- Objective
Copy out the complete listing, word for word.

- Records supplied
====================

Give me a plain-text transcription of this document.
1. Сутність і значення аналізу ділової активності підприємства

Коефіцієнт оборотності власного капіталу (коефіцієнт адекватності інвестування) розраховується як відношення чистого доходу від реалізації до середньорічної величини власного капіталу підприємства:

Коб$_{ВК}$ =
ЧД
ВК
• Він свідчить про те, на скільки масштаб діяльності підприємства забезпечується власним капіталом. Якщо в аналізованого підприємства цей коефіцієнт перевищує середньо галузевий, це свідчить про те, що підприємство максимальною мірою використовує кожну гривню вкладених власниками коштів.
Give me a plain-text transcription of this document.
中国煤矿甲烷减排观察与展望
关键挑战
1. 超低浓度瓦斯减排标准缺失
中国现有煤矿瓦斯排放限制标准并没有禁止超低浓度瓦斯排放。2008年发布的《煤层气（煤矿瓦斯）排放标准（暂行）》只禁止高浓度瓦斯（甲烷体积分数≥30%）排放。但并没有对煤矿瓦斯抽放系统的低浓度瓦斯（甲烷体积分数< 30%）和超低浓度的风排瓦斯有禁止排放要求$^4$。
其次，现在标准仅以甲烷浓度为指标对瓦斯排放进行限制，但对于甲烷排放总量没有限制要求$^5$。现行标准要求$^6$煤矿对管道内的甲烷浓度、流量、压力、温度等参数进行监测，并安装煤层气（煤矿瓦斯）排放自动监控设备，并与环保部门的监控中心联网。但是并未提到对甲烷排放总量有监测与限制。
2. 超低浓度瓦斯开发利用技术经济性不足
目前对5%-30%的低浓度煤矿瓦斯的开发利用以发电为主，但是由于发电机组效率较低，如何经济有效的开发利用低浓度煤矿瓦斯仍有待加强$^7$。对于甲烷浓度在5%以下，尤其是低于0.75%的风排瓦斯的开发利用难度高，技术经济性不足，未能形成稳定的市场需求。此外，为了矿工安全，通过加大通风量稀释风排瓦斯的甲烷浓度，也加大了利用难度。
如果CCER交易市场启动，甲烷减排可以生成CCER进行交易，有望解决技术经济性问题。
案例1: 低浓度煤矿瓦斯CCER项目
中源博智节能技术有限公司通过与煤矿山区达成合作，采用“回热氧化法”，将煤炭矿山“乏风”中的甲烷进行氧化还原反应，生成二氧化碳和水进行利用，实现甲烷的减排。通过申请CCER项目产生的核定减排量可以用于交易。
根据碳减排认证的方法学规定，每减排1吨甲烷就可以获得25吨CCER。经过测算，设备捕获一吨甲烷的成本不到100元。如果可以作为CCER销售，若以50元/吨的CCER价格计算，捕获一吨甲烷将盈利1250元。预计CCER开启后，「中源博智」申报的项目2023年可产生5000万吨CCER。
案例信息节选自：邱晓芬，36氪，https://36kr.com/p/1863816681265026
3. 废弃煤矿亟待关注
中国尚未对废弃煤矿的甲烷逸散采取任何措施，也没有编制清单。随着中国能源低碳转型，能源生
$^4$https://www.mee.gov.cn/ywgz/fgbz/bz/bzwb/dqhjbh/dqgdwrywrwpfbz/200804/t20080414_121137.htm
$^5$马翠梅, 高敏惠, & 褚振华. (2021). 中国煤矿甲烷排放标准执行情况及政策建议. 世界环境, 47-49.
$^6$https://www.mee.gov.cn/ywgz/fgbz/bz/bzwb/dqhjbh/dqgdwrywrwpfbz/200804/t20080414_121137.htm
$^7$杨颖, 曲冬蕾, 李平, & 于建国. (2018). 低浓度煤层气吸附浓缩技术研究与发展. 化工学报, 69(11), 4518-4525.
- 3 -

====================

- Task answer
Give me a plain-text transcription of this document.
1. Сутність і значення аналізу ділової активності підприємства

Коефіцієнт оборотності власного капіталу (коефіцієнт адекватності інвестування) розраховується як відношення чистого доходу від реалізації до середньорічної величини власного капіталу підприємства:

Коб$_{ВК}$ =
ЧД
ВК
• Він свідчить про те, на скільки масштаб діяльності підприємства забезпечується власним капіталом. Якщо в аналізованого підприємства цей коефіцієнт перевищує середньо галузевий, це свідчить про те, що підприємство максимальною мірою використовує кожну гривню вкладених власниками коштів.
Give me a plain-text transcription of this document.
中国煤矿甲烷减排观察与展望
关键挑战
1. 超低浓度瓦斯减排标准缺失
中国现有煤矿瓦斯排放限制标准并没有禁止超低浓度瓦斯排放。2008年发布的《煤层气（煤矿瓦斯）排放标准（暂行）》只禁止高浓度瓦斯（甲烷体积分数≥30%）排放。但并没有对煤矿瓦斯抽放系统的低浓度瓦斯（甲烷体积分数< 30%）和超低浓度的风排瓦斯有禁止排放要求$^4$。
其次，现在标准仅以甲烷浓度为指标对瓦斯排放进行限制，但对于甲烷排放总量没有限制要求$^5$。现行标准要求$^6$煤矿对管道内的甲烷浓度、流量、压力、温度等参数进行监测，并安装煤层气（煤矿瓦斯）排放自动监控设备，并与环保部门的监控中心联网。但是并未提到对甲烷排放总量有监测与限制。
2. 超低浓度瓦斯开发利用技术经济性不足
目前对5%-30%的低浓度煤矿瓦斯的开发利用以发电为主，但是由于发电机组效率较低，如何经济有效的开发利用低浓度煤矿瓦斯仍有待加强$^7$。对于甲烷浓度在5%以下，尤其是低于0.75%的风排瓦斯的开发利用难度高，技术经济性不足，未能形成稳定的市场需求。此外，为了矿工安全，通过加大通风量稀释风排瓦斯的甲烷浓度，也加大了利用难度。
如果CCER交易市场启动，甲烷减排可以生成CCER进行交易，有望解决技术经济性问题。
案例1: 低浓度煤矿瓦斯CCER项目
中源博智节能技术有限公司通过与煤矿山区达成合作，采用“回热氧化法”，将煤炭矿山“乏风”中的甲烷进行氧化还原反应，生成二氧化碳和水进行利用，实现甲烷的减排。通过申请CCER项目产生的核定减排量可以用于交易。
根据碳减排认证的方法学规定，每减排1吨甲烷就可以获得25吨CCER。经过测算，设备捕获一吨甲烷的成本不到100元。如果可以作为CCER销售，若以50元/吨的CCER价格计算，捕获一吨甲烷将盈利1250元。预计CCER开启后，「中源博智」申报的项目2023年可产生5000万吨CCER。
案例信息节选自：邱晓芬，36氪，https://36kr.com/p/1863816681265026
3. 废弃煤矿亟待关注
中国尚未对废弃煤矿的甲烷逸散采取任何措施，也没有编制清单。随着中国能源低碳转型，能源生
$^4$https://www.mee.gov.cn/ywgz/fgbz/bz/bzwb/dqhjbh/dqgdwrywrwpfbz/200804/t20080414_121137.htm
$^5$马翠梅, 高敏惠, & 褚振华. (2021). 中国煤矿甲烷排放标准执行情况及政策建议. 世界环境, 47-49.
$^6$https://www.mee.gov.cn/ywgz/fgbz/bz/bzwb/dqhjbh/dqgdwrywrwpfbz/200804/t20080414_121137.htm
$^7$杨颖, 曲冬蕾, 李平, & 于建国. (2018). 低浓度煤层气吸附浓缩技术研究与发展. 化工学报, 69(11), 4518-4525.
- 3 -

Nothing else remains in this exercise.